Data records
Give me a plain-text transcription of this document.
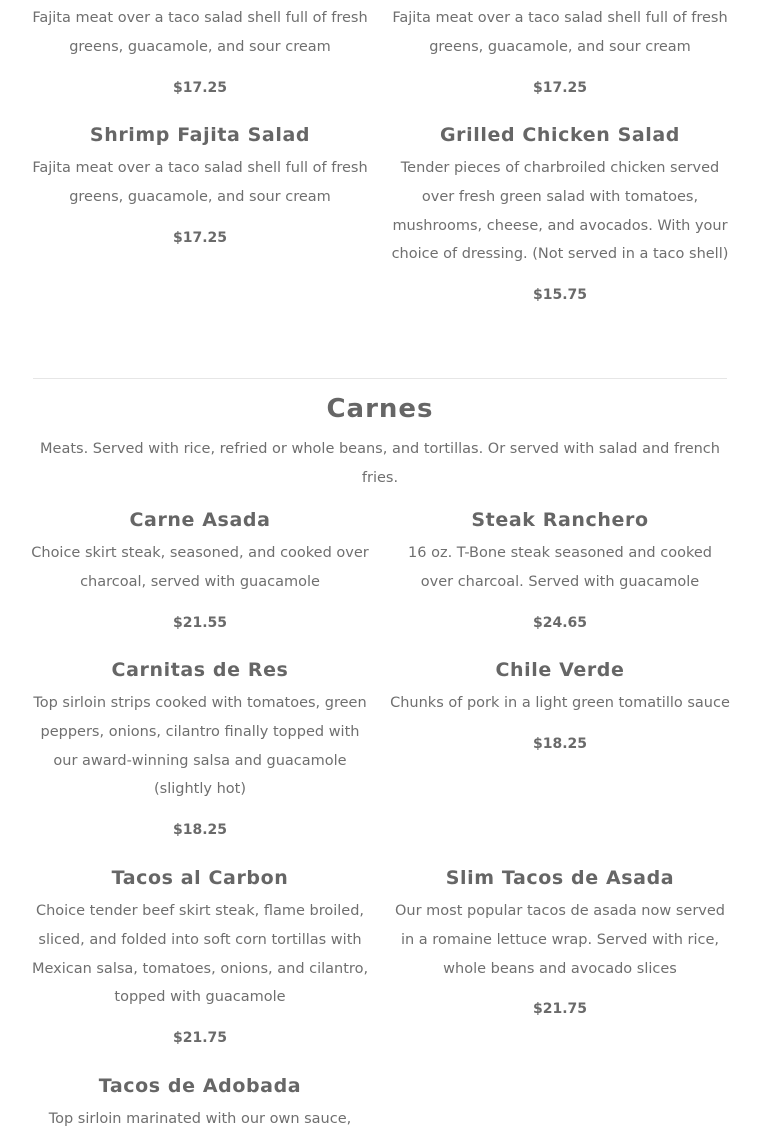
Fajita meat over a taco salad shell full of fresh greens, guacamole, and sour cream

$17.25

Fajita meat over a taco salad shell full of fresh greens, guacamole, and sour cream

$17.25
Shrimp Fajita Salad

Fajita meat over a taco salad shell full of fresh greens, guacamole, and sour cream

$17.25
Grilled Chicken Salad

Tender pieces of charbroiled chicken served over fresh green salad with tomatoes, mushrooms, cheese, and avocados. With your choice of dressing. (Not served in a taco shell)

$15.75
Carnes

Meats. Served with rice, refried or whole beans, and tortillas. Or served with salad and french fries.

Carne Asada

Choice skirt steak, seasoned, and cooked over charcoal, served with guacamole

$21.55
Steak Ranchero

16 oz. T-Bone steak seasoned and cooked over charcoal. Served with guacamole

$24.65
Carnitas de Res

Top sirloin strips cooked with tomatoes, green peppers, onions, cilantro finally topped with our award-winning salsa and guacamole (slightly hot)

$18.25
Chile Verde

Chunks of pork in a light green tomatillo sauce

$18.25
Tacos al Carbon

Choice tender beef skirt steak, flame broiled, sliced, and folded into soft corn tortillas with Mexican salsa, tomatoes, onions, and cilantro, topped with guacamole

$21.75
Slim Tacos de Asada

Our most popular tacos de asada now served in a romaine lettuce wrap. Served with rice, whole beans and avocado slices

$21.75
Tacos de Adobada

Top sirloin marinated with our own sauce,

What you should do: From the records above, copy every line that holds the word "tortillas".

Output of the exercise:
Meats. Served with rice, refried or whole beans, and tortillas. Or served with salad and french fries.
Choice tender beef skirt steak, flame broiled, sliced, and folded into soft corn tortillas with Mexican salsa, tomatoes, onions, and cilantro, topped with guacamole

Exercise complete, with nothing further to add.